# The problem
Reproduce the entries word for word, and omit any picture you find in them.
* BEGIN Record excerpts *
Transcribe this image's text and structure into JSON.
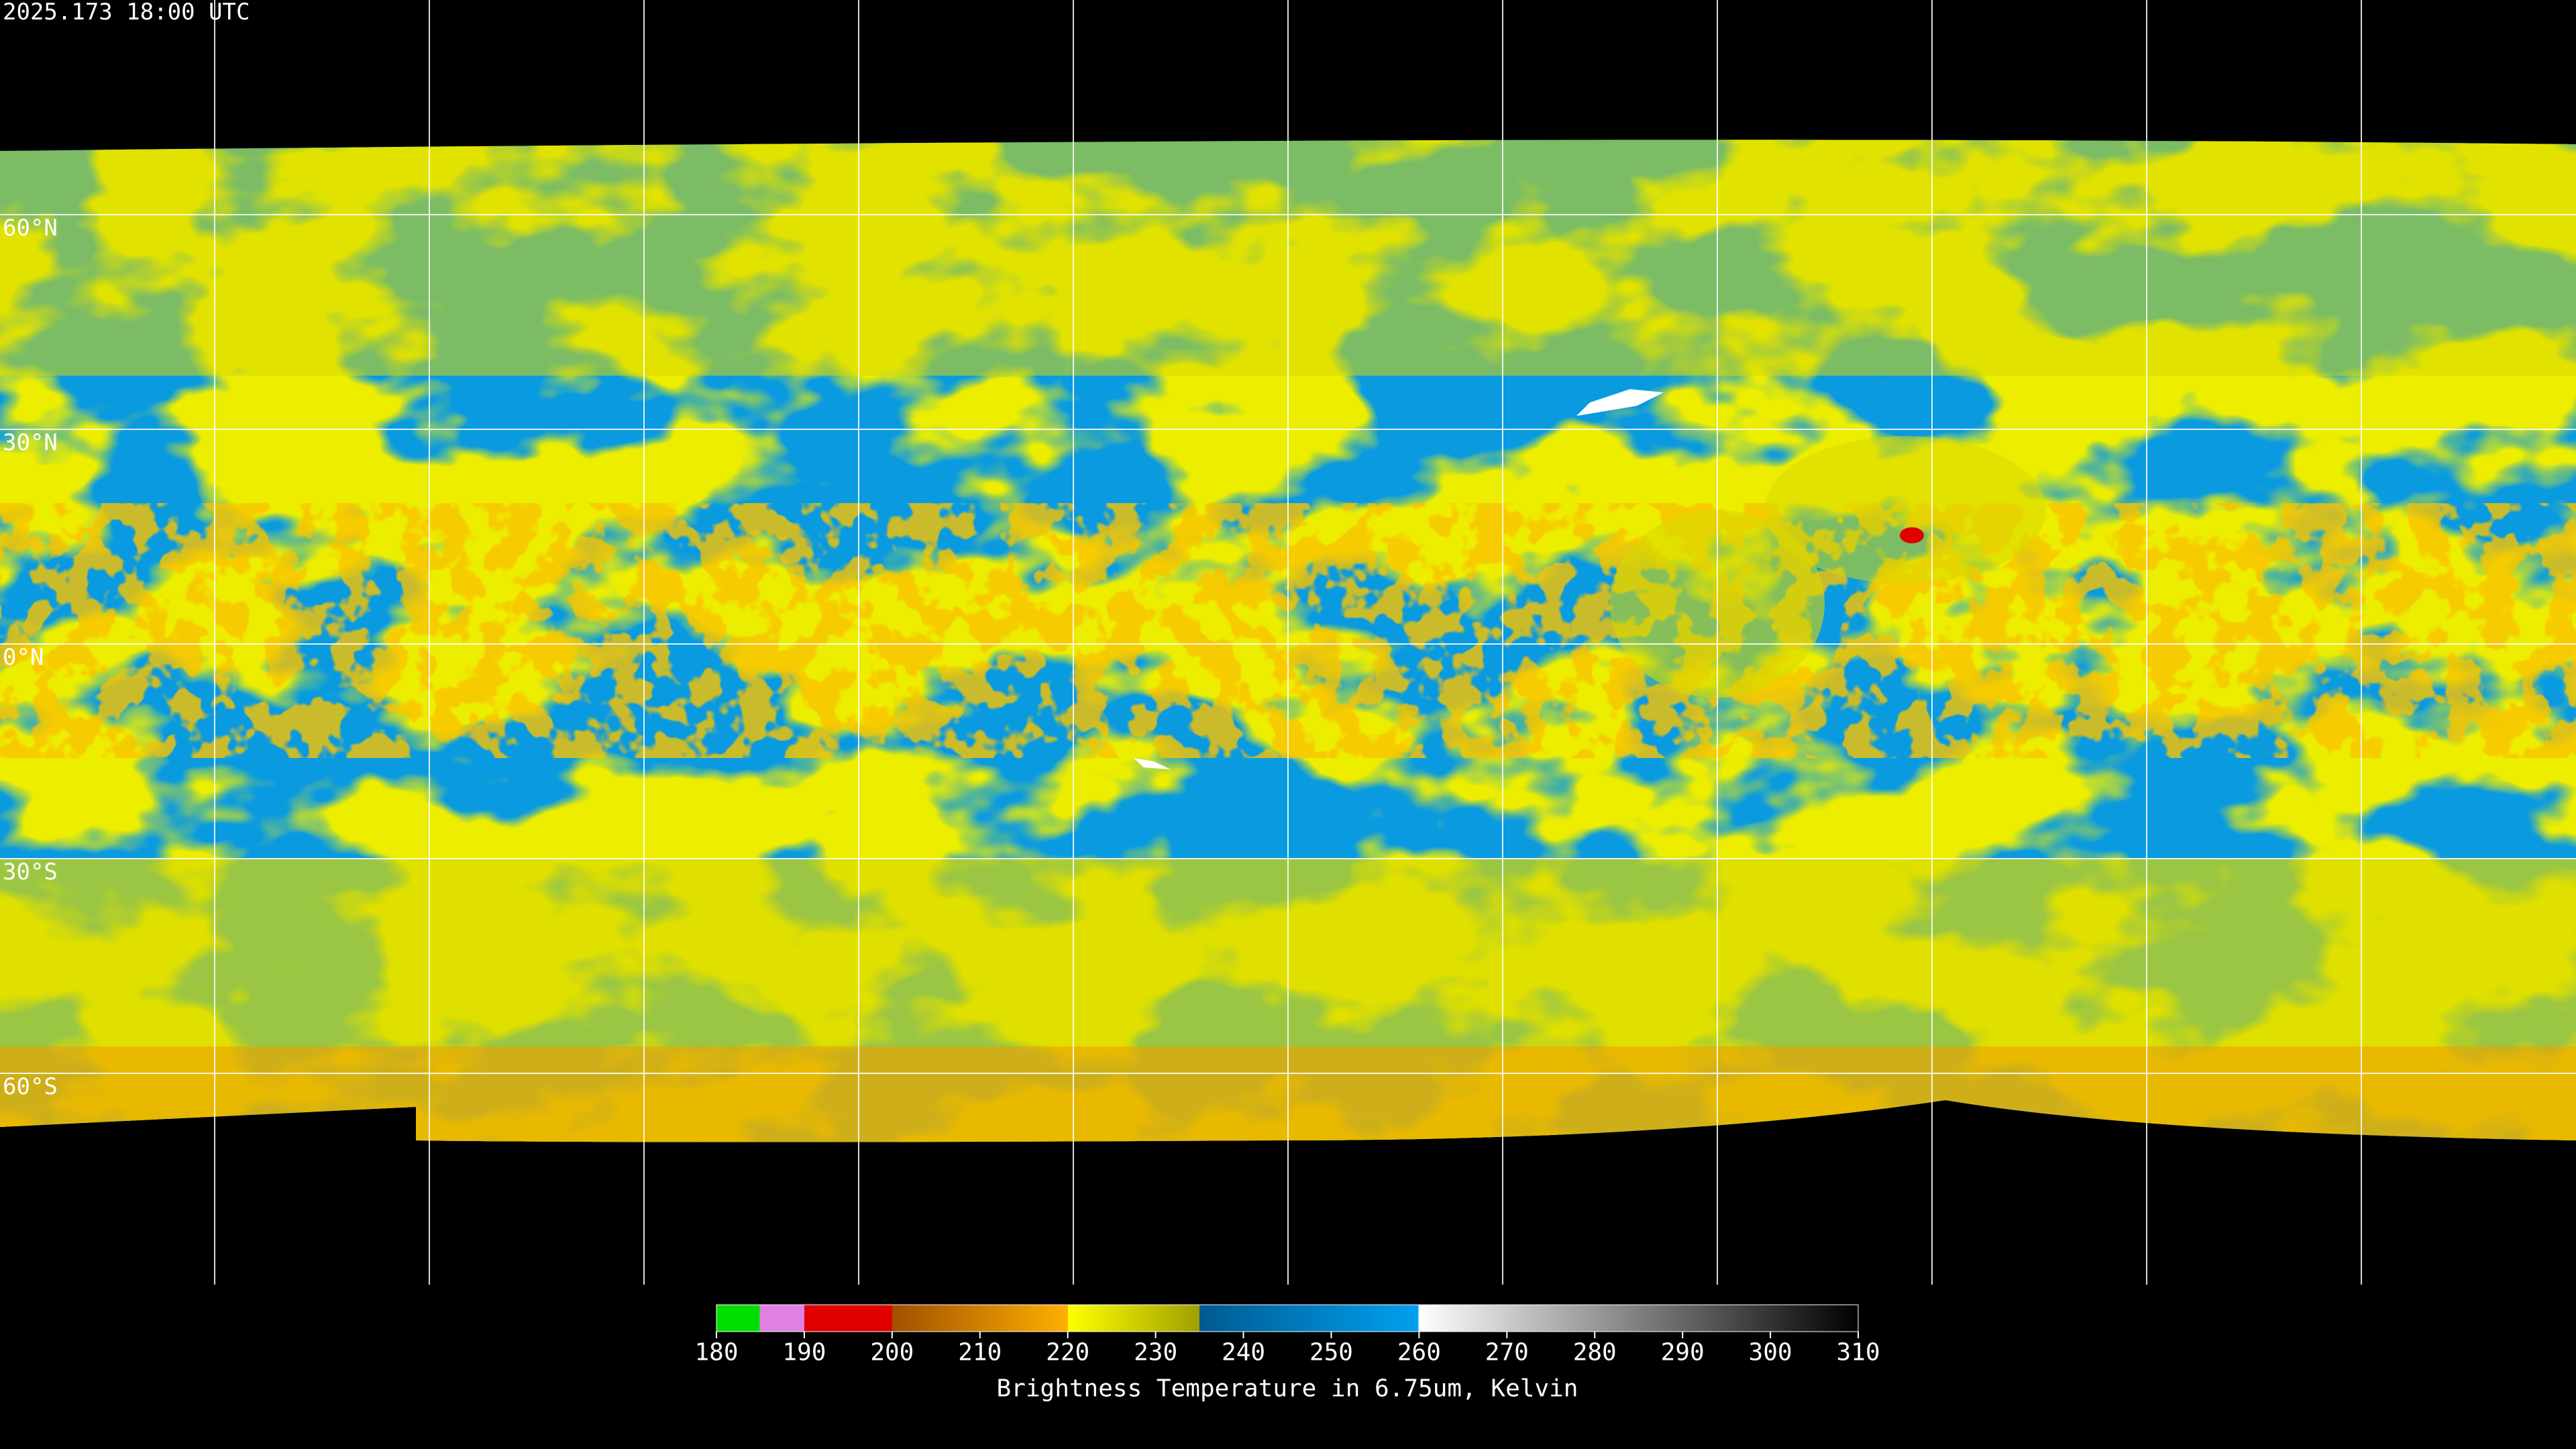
{
  "header": {
    "timestamp": "2025.173 18:00 UTC"
  },
  "latitude_labels": [
    "60°N",
    "30°N",
    "0°N",
    "30°S",
    "60°S"
  ],
  "colorbar": {
    "range": [
      180,
      310
    ],
    "ticks": [
      180,
      190,
      200,
      210,
      220,
      230,
      240,
      250,
      260,
      270,
      280,
      290,
      300,
      310
    ],
    "label": "Brightness Temperature in 6.75um, Kelvin"
  }
}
* END Record excerpts *
# Written response
Transcribe this image's text and structure into JSON.
{
  "header": {
    "timestamp": "2025.173 18:00 UTC"
  },
  "latitude_labels": [
    "60°N",
    "30°N",
    "0°N",
    "30°S",
    "60°S"
  ],
  "colorbar": {
    "range": [
      180,
      310
    ],
    "ticks": [
      180,
      190,
      200,
      210,
      220,
      230,
      240,
      250,
      260,
      270,
      280,
      290,
      300,
      310
    ],
    "label": "Brightness Temperature in 6.75um, Kelvin"
  }
}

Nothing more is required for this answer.